Work to complete: Each line of the data has to be transcribed exactly.

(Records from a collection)
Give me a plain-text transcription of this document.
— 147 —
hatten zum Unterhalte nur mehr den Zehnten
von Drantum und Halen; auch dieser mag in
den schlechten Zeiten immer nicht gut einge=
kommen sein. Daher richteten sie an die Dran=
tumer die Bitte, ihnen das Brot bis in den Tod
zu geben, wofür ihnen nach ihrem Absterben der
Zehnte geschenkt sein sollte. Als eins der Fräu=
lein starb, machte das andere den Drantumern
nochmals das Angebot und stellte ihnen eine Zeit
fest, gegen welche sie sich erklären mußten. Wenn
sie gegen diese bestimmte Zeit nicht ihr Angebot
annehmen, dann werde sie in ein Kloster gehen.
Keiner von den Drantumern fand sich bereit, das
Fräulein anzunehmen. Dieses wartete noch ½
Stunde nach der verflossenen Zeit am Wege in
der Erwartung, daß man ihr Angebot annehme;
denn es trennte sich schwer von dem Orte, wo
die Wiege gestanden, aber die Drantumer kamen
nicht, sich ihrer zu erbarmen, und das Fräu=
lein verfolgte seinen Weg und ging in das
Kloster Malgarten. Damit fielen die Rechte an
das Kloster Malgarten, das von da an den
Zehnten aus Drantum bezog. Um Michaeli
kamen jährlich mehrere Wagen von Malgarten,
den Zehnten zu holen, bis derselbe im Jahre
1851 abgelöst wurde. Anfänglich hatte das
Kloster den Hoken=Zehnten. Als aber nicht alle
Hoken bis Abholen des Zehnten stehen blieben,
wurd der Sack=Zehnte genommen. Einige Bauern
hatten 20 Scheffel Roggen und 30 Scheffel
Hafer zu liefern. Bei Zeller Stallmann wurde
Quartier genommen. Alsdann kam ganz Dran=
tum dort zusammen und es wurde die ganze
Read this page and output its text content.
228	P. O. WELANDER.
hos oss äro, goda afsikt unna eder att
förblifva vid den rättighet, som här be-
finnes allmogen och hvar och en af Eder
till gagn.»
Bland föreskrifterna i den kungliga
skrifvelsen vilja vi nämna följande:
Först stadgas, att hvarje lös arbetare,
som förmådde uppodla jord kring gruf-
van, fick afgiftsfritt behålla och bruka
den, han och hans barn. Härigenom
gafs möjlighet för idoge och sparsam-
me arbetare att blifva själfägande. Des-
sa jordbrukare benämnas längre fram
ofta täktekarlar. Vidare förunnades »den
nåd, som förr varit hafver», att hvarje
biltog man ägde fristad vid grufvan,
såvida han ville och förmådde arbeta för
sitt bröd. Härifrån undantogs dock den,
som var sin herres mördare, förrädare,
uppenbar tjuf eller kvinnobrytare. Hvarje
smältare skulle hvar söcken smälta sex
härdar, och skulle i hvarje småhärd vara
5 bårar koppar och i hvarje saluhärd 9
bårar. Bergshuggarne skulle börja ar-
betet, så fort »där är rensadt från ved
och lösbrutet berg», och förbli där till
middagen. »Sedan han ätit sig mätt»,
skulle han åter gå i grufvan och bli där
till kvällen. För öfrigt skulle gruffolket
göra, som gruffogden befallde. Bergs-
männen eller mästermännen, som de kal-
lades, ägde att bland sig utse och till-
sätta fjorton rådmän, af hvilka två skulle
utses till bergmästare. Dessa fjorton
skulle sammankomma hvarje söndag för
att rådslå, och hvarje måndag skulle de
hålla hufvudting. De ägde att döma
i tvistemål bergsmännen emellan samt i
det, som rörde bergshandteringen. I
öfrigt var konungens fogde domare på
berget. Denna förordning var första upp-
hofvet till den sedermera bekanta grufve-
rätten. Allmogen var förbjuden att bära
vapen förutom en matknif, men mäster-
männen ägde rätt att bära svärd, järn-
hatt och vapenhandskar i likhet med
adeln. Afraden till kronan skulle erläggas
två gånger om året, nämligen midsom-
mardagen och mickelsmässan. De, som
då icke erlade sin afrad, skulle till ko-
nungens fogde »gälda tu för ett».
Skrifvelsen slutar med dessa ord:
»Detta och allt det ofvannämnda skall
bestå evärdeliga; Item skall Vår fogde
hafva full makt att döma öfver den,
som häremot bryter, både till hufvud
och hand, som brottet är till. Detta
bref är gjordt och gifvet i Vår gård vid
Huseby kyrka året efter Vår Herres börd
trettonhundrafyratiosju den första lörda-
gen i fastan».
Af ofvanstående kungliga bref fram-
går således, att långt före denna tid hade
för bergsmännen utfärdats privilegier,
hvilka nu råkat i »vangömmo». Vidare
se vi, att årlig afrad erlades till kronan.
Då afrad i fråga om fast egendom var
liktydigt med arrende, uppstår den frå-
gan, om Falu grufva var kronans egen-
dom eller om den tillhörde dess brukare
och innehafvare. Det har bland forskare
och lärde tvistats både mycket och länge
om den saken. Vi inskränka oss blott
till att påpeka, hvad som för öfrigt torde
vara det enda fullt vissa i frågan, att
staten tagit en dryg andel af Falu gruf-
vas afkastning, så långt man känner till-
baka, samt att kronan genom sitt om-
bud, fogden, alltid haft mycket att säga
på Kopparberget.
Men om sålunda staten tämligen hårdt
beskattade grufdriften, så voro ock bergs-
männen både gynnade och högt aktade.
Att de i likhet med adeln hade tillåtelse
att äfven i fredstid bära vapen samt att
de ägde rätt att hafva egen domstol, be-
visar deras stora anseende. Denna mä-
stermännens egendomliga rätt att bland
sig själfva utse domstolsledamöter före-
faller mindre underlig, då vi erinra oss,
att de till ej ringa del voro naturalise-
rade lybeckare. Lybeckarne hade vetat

Your response:
Give me a plain-text transcription of this document.
— 147 —
hatten zum Unterhalte nur mehr den Zehnten
von Drantum und Halen; auch dieser mag in
den schlechten Zeiten immer nicht gut einge=
kommen sein. Daher richteten sie an die Dran=
tumer die Bitte, ihnen das Brot bis in den Tod
zu geben, wofür ihnen nach ihrem Absterben der
Zehnte geschenkt sein sollte. Als eins der Fräu=
lein starb, machte das andere den Drantumern
nochmals das Angebot und stellte ihnen eine Zeit
fest, gegen welche sie sich erklären mußten. Wenn
sie gegen diese bestimmte Zeit nicht ihr Angebot
annehmen, dann werde sie in ein Kloster gehen.
Keiner von den Drantumern fand sich bereit, das
Fräulein anzunehmen. Dieses wartete noch ½
Stunde nach der verflossenen Zeit am Wege in
der Erwartung, daß man ihr Angebot annehme;
denn es trennte sich schwer von dem Orte, wo
die Wiege gestanden, aber die Drantumer kamen
nicht, sich ihrer zu erbarmen, und das Fräu=
lein verfolgte seinen Weg und ging in das
Kloster Malgarten. Damit fielen die Rechte an
das Kloster Malgarten, das von da an den
Zehnten aus Drantum bezog. Um Michaeli
kamen jährlich mehrere Wagen von Malgarten,
den Zehnten zu holen, bis derselbe im Jahre
1851 abgelöst wurde. Anfänglich hatte das
Kloster den Hoken=Zehnten. Als aber nicht alle
Hoken bis Abholen des Zehnten stehen blieben,
wurd der Sack=Zehnte genommen. Einige Bauern
hatten 20 Scheffel Roggen und 30 Scheffel
Hafer zu liefern. Bei Zeller Stallmann wurde
Quartier genommen. Alsdann kam ganz Dran=
tum dort zusammen und es wurde die ganze
Read this page and output its text content.
228	P. O. WELANDER.
hos oss äro, goda afsikt unna eder att
förblifva vid den rättighet, som här be-
finnes allmogen och hvar och en af Eder
till gagn.»
Bland föreskrifterna i den kungliga
skrifvelsen vilja vi nämna följande:
Först stadgas, att hvarje lös arbetare,
som förmådde uppodla jord kring gruf-
van, fick afgiftsfritt behålla och bruka
den, han och hans barn. Härigenom
gafs möjlighet för idoge och sparsam-
me arbetare att blifva själfägande. Des-
sa jordbrukare benämnas längre fram
ofta täktekarlar. Vidare förunnades »den
nåd, som förr varit hafver», att hvarje
biltog man ägde fristad vid grufvan,
såvida han ville och förmådde arbeta för
sitt bröd. Härifrån undantogs dock den,
som var sin herres mördare, förrädare,
uppenbar tjuf eller kvinnobrytare. Hvarje
smältare skulle hvar söcken smälta sex
härdar, och skulle i hvarje småhärd vara
5 bårar koppar och i hvarje saluhärd 9
bårar. Bergshuggarne skulle börja ar-
betet, så fort »där är rensadt från ved
och lösbrutet berg», och förbli där till
middagen. »Sedan han ätit sig mätt»,
skulle han åter gå i grufvan och bli där
till kvällen. För öfrigt skulle gruffolket
göra, som gruffogden befallde. Bergs-
männen eller mästermännen, som de kal-
lades, ägde att bland sig utse och till-
sätta fjorton rådmän, af hvilka två skulle
utses till bergmästare. Dessa fjorton
skulle sammankomma hvarje söndag för
att rådslå, och hvarje måndag skulle de
hålla hufvudting. De ägde att döma
i tvistemål bergsmännen emellan samt i
det, som rörde bergshandteringen. I
öfrigt var konungens fogde domare på
berget. Denna förordning var första upp-
hofvet till den sedermera bekanta grufve-
rätten. Allmogen var förbjuden att bära
vapen förutom en matknif, men mäster-
männen ägde rätt att bära svärd, järn-
hatt och vapenhandskar i likhet med
adeln. Afraden till kronan skulle erläggas
två gånger om året, nämligen midsom-
mardagen och mickelsmässan. De, som
då icke erlade sin afrad, skulle till ko-
nungens fogde »gälda tu för ett».
Skrifvelsen slutar med dessa ord:
»Detta och allt det ofvannämnda skall
bestå evärdeliga; Item skall Vår fogde
hafva full makt att döma öfver den,
som häremot bryter, både till hufvud
och hand, som brottet är till. Detta
bref är gjordt och gifvet i Vår gård vid
Huseby kyrka året efter Vår Herres börd
trettonhundrafyratiosju den första lörda-
gen i fastan».
Af ofvanstående kungliga bref fram-
går således, att långt före denna tid hade
för bergsmännen utfärdats privilegier,
hvilka nu råkat i »vangömmo». Vidare
se vi, att årlig afrad erlades till kronan.
Då afrad i fråga om fast egendom var
liktydigt med arrende, uppstår den frå-
gan, om Falu grufva var kronans egen-
dom eller om den tillhörde dess brukare
och innehafvare. Det har bland forskare
och lärde tvistats både mycket och länge
om den saken. Vi inskränka oss blott
till att påpeka, hvad som för öfrigt torde
vara det enda fullt vissa i frågan, att
staten tagit en dryg andel af Falu gruf-
vas afkastning, så långt man känner till-
baka, samt att kronan genom sitt om-
bud, fogden, alltid haft mycket att säga
på Kopparberget.
Men om sålunda staten tämligen hårdt
beskattade grufdriften, så voro ock bergs-
männen både gynnade och högt aktade.
Att de i likhet med adeln hade tillåtelse
att äfven i fredstid bära vapen samt att
de ägde rätt att hafva egen domstol, be-
visar deras stora anseende. Denna mä-
stermännens egendomliga rätt att bland
sig själfva utse domstolsledamöter före-
faller mindre underlig, då vi erinra oss,
att de till ej ringa del voro naturalise-
rade lybeckare. Lybeckarne hade vetat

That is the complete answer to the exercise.